# Working data:
════
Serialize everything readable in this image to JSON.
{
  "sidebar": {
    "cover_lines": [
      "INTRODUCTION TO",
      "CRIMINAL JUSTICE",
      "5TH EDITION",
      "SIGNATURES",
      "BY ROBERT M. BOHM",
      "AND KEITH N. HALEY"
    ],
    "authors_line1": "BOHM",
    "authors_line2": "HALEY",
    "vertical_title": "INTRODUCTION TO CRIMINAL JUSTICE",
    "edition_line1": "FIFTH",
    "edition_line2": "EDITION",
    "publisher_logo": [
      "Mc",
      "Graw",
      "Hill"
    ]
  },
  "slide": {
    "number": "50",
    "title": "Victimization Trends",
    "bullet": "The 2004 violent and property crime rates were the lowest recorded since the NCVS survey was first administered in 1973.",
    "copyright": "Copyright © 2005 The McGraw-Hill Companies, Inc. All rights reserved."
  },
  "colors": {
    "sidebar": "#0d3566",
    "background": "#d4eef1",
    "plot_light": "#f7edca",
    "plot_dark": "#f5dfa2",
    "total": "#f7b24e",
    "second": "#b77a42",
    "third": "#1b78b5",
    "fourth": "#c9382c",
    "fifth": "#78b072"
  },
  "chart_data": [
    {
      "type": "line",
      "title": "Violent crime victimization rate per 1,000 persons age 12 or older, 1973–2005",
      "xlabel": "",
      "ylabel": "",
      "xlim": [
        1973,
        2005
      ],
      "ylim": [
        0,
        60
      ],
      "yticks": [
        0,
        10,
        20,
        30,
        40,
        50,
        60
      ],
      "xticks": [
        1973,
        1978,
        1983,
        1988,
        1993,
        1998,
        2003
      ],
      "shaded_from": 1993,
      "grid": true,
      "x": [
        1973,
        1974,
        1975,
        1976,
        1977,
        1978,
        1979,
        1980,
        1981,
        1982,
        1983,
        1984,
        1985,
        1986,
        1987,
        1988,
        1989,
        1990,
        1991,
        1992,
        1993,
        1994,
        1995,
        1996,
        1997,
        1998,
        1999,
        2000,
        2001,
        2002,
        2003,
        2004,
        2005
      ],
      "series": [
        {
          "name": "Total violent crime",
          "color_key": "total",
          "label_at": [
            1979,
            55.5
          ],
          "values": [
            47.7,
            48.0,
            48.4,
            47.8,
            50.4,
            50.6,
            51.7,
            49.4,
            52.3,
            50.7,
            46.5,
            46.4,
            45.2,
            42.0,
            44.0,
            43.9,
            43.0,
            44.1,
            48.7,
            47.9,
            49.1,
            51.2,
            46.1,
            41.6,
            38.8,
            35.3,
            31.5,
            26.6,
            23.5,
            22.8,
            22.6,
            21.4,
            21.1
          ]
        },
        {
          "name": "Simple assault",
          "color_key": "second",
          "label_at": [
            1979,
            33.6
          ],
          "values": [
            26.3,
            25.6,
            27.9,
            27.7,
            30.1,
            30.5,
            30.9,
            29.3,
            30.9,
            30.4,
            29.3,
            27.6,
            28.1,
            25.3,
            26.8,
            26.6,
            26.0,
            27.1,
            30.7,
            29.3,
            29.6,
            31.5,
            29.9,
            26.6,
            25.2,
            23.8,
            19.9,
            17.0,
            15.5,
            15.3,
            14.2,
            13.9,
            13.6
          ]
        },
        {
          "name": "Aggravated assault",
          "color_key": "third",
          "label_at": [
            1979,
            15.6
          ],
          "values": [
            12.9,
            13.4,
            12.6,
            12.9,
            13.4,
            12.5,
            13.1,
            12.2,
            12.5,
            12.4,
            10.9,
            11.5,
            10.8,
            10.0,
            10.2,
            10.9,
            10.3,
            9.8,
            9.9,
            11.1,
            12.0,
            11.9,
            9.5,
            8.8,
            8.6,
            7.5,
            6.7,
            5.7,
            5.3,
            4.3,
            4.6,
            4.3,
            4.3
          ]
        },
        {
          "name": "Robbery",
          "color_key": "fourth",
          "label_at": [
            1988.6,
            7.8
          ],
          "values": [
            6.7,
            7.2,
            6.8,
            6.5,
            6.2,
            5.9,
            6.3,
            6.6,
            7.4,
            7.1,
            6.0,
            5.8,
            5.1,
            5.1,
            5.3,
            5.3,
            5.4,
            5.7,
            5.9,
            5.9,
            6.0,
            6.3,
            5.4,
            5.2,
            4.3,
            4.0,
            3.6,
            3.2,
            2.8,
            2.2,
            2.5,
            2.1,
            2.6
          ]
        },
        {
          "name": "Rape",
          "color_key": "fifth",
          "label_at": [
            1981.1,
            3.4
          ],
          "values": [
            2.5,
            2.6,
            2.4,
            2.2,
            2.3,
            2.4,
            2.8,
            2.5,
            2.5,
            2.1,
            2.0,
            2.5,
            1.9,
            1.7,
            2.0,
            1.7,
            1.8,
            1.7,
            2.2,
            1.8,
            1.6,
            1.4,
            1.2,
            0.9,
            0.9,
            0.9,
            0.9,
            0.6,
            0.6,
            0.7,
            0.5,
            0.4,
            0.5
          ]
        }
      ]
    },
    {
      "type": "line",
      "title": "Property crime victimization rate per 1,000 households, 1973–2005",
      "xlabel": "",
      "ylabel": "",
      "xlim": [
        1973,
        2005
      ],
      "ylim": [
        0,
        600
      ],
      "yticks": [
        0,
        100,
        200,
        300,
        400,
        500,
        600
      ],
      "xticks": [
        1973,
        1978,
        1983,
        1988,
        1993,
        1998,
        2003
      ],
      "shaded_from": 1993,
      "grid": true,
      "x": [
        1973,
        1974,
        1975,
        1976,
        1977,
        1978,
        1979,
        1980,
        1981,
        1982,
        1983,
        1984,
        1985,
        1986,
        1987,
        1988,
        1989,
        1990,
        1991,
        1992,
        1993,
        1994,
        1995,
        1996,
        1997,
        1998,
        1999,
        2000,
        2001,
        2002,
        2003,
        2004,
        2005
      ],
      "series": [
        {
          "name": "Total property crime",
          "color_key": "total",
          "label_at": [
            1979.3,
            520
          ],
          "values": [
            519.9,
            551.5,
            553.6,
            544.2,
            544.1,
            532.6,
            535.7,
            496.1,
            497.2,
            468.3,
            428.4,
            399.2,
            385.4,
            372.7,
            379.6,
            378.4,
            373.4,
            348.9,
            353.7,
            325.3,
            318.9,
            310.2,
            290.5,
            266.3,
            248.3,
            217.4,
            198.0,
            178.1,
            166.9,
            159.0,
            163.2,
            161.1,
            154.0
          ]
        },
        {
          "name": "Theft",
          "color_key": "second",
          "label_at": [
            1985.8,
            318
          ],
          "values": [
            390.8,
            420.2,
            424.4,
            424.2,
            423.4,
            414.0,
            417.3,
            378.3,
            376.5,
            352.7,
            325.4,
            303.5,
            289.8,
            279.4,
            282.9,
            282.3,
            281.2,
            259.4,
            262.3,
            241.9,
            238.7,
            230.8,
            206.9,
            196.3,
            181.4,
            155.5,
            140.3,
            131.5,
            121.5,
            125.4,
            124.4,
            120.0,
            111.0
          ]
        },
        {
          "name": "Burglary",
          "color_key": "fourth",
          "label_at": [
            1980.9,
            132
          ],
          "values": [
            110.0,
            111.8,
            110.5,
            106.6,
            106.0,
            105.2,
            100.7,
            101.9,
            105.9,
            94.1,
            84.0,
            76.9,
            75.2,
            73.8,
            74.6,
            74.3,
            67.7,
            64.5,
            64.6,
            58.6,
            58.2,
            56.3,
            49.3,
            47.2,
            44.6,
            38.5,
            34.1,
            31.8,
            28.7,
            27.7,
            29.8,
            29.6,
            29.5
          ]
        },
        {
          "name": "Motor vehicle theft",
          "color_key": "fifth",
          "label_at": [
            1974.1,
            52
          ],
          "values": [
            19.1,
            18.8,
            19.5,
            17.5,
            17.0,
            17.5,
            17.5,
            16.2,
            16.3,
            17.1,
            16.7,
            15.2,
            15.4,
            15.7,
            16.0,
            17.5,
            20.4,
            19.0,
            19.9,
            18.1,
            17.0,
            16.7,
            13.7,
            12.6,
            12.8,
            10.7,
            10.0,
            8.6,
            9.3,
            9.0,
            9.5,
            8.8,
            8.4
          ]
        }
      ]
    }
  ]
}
════
# What the task asks:
From the data above, show each line that contains "crime".

# Task result:
    "bullet": "The 2004 violent and property crime rates were the lowest recorded since the NCVS survey was first administered in 1973.",
      "title": "Violent crime victimization rate per 1,000 persons age 12 or older, 1973–2005",
          "name": "Total violent crime",
      "title": "Property crime victimization rate per 1,000 households, 1973–2005",
          "name": "Total property crime",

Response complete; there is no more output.